__Aim of the exercise__
Wherever the string "Zarządzanie" shows up in a line, count that line. Give the total alone.

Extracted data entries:
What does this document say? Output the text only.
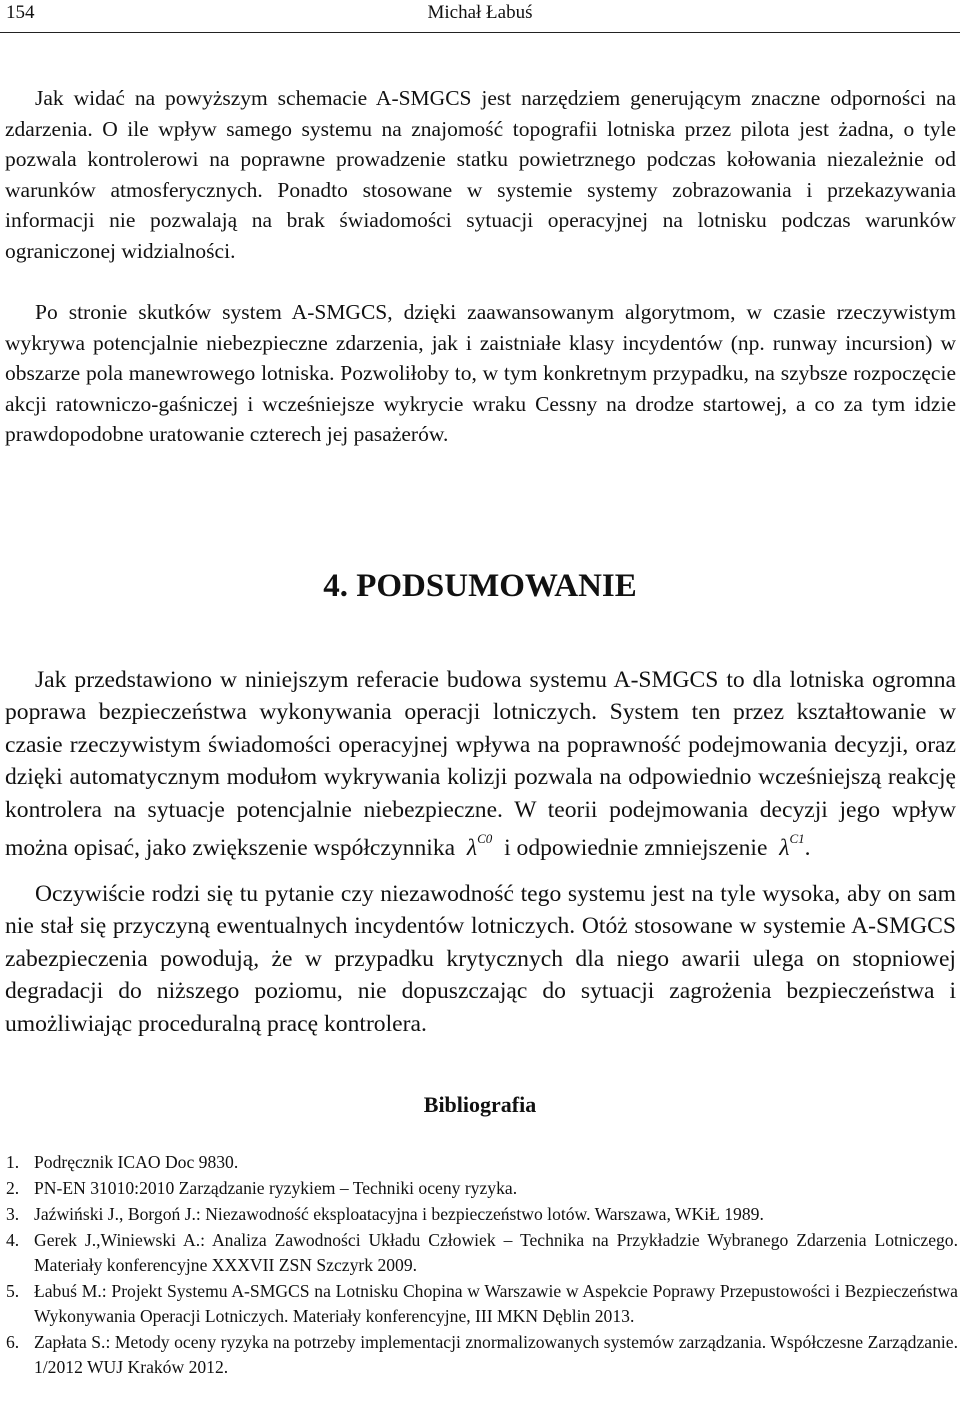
154	Michał Łabuś

Jak widać na powyższym schemacie A-SMGCS jest narzędziem generującym znaczne odporności na zdarzenia. O ile wpływ samego systemu na znajomość topografii lotniska przez pilota jest żadna, o tyle pozwala kontrolerowi na poprawne prowadzenie statku powietrznego podczas kołowania niezależnie od warunków atmosferycznych. Ponadto stosowane w systemie systemy zobrazowania i przekazywania informacji nie pozwalają na brak świadomości sytuacji operacyjnej na lotnisku podczas warunków ograniczonej widzialności.

Po stronie skutków system A-SMGCS, dzięki zaawansowanym algorytmom, w czasie rzeczywistym wykrywa potencjalnie niebezpieczne zdarzenia, jak i zaistniałe klasy incydentów (np. runway incursion) w obszarze pola manewrowego lotniska. Pozwoliłoby to, w tym konkretnym przypadku, na szybsze rozpoczęcie akcji ratowniczo-gaśniczej i wcześniejsze wykrycie wraku Cessny na drodze startowej, a co za tym idzie prawdopodobne uratowanie czterech jej pasażerów.

4. PODSUMOWANIE

Jak przedstawiono w niniejszym referacie budowa systemu A-SMGCS to dla lotniska ogromna poprawa bezpieczeństwa wykonywania operacji lotniczych. System ten przez kształtowanie w czasie rzeczywistym świadomości operacyjnej wpływa na poprawność podejmowania decyzji, oraz dzięki automatycznym modułom wykrywania kolizji pozwala na odpowiednio wcześniejszą reakcję kontrolera na sytuacje potencjalnie niebezpieczne. W teorii podejmowania decyzji jego wpływ można opisać, jako zwiększenie współczynnika $\lambda^{C0}$ i odpowiednie zmniejszenie $\lambda^{C1}$.

Oczywiście rodzi się tu pytanie czy niezawodność tego systemu jest na tyle wysoka, aby on sam nie stał się przyczyną ewentualnych incydentów lotniczych. Otóż stosowane w systemie A-SMGCS zabezpieczenia powodują, że w przypadku krytycznych dla niego awarii ulega on stopniowej degradacji do niższego poziomu, nie dopuszczając do sytuacji zagrożenia bezpieczeństwa i umożliwiając proceduralną pracę kontrolera.

Bibliografia
1. Podręcznik ICAO Doc 9830.
2. PN-EN 31010:2010 Zarządzanie ryzykiem – Techniki oceny ryzyka.
3. Jaźwiński J., Borgoń J.: Niezawodność eksploatacyjna i bezpieczeństwo lotów. Warszawa, WKiŁ 1989.
4. Gerek J.,Winiewski A.: Analiza Zawodności Układu Człowiek – Technika na Przykładzie Wybranego Zdarzenia Lotniczego. Materiały konferencyjne XXXVII ZSN Szczyrk 2009.
5. Łabuś M.: Projekt Systemu A-SMGCS na Lotnisku Chopina w Warszawie w Aspekcie Poprawy Przepustowości i Bezpieczeństwa Wykonywania Operacji Lotniczych. Materiały konferencyjne, III MKN Dęblin 2013.
6. Zapłata S.: Metody oceny ryzyka na potrzeby implementacji znormalizowanych systemów zarządzania. Współczesne Zarządzanie. 1/2012 WUJ Kraków 2012.
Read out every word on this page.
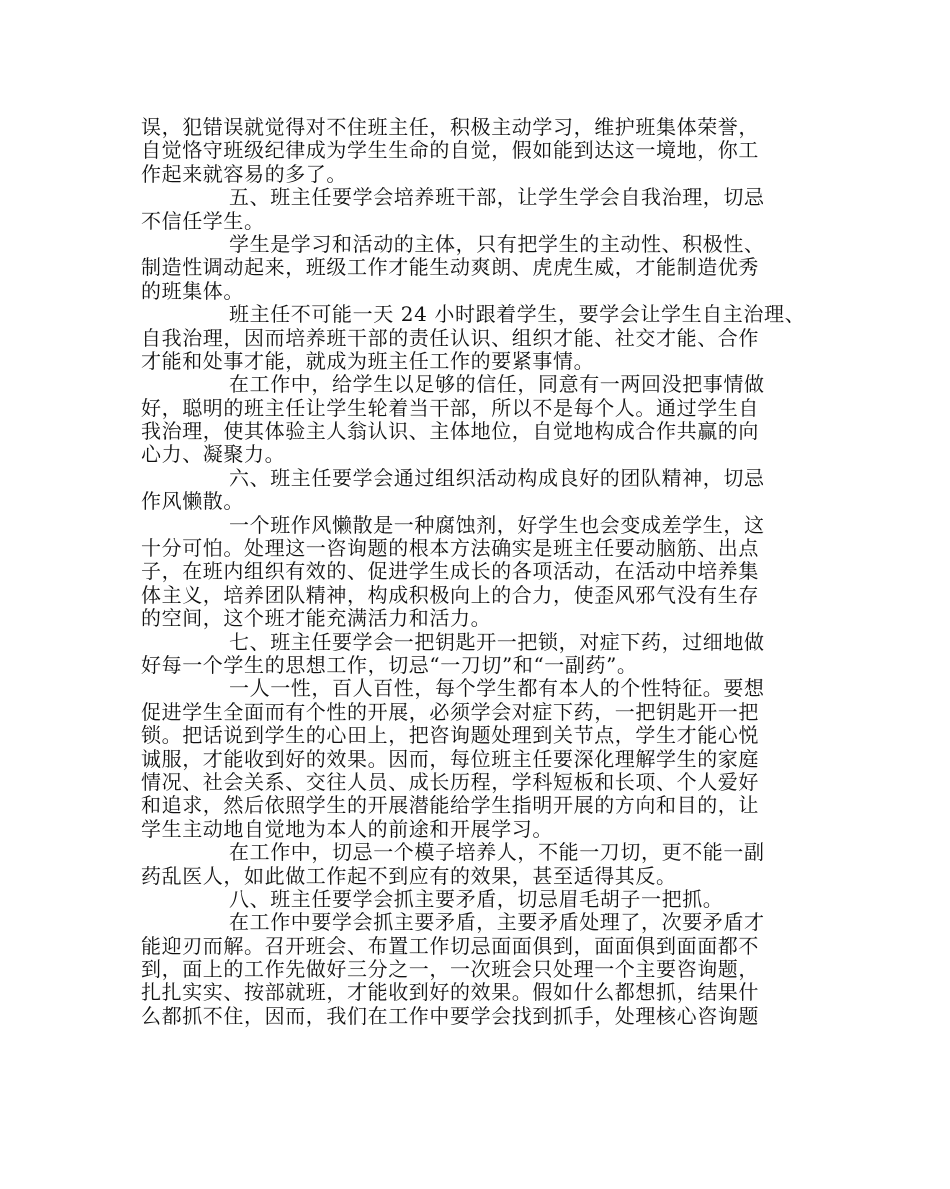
误，犯错误就觉得对不住班主任，积极主动学习，维护班集体荣誉，
自觉恪守班级纪律成为学生生命的自觉，假如能到达这一境地，你工
作起来就容易的多了。
五、班主任要学会培养班干部，让学生学会自我治理，切忌
不信任学生。
学生是学习和活动的主体，只有把学生的主动性、积极性、
制造性调动起来，班级工作才能生动爽朗、虎虎生威，才能制造优秀
的班集体。
班主任不可能一天 24 小时跟着学生，要学会让学生自主治理、
自我治理，因而培养班干部的责任认识、组织才能、社交才能、合作
才能和处事才能，就成为班主任工作的要紧事情。
在工作中，给学生以足够的信任，同意有一两回没把事情做
好，聪明的班主任让学生轮着当干部，所以不是每个人。通过学生自
我治理，使其体验主人翁认识、主体地位，自觉地构成合作共赢的向
心力、凝聚力。
六、班主任要学会通过组织活动构成良好的团队精神，切忌
作风懒散。
一个班作风懒散是一种腐蚀剂，好学生也会变成差学生，这
十分可怕。处理这一咨询题的根本方法确实是班主任要动脑筋、出点
子，在班内组织有效的、促进学生成长的各项活动，在活动中培养集
体主义，培养团队精神，构成积极向上的合力，使歪风邪气没有生存
的空间，这个班才能充满活力和活力。
七、班主任要学会一把钥匙开一把锁，对症下药，过细地做
好每一个学生的思想工作，切忌“一刀切”和“一副药”。
一人一性，百人百性，每个学生都有本人的个性特征。要想
促进学生全面而有个性的开展，必须学会对症下药，一把钥匙开一把
锁。把话说到学生的心田上，把咨询题处理到关节点，学生才能心悦
诚服，才能收到好的效果。因而，每位班主任要深化理解学生的家庭
情况、社会关系、交往人员、成长历程，学科短板和长项、个人爱好
和追求，然后依照学生的开展潜能给学生指明开展的方向和目的，让
学生主动地自觉地为本人的前途和开展学习。
在工作中，切忌一个模子培养人，不能一刀切，更不能一副
药乱医人，如此做工作起不到应有的效果，甚至适得其反。
八、班主任要学会抓主要矛盾，切忌眉毛胡子一把抓。
在工作中要学会抓主要矛盾，主要矛盾处理了，次要矛盾才
能迎刃而解。召开班会、布置工作切忌面面俱到，面面俱到面面都不
到，面上的工作先做好三分之一，一次班会只处理一个主要咨询题，
扎扎实实、按部就班，才能收到好的效果。假如什么都想抓，结果什
么都抓不住，因而，我们在工作中要学会找到抓手，处理核心咨询题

__Task solution__
2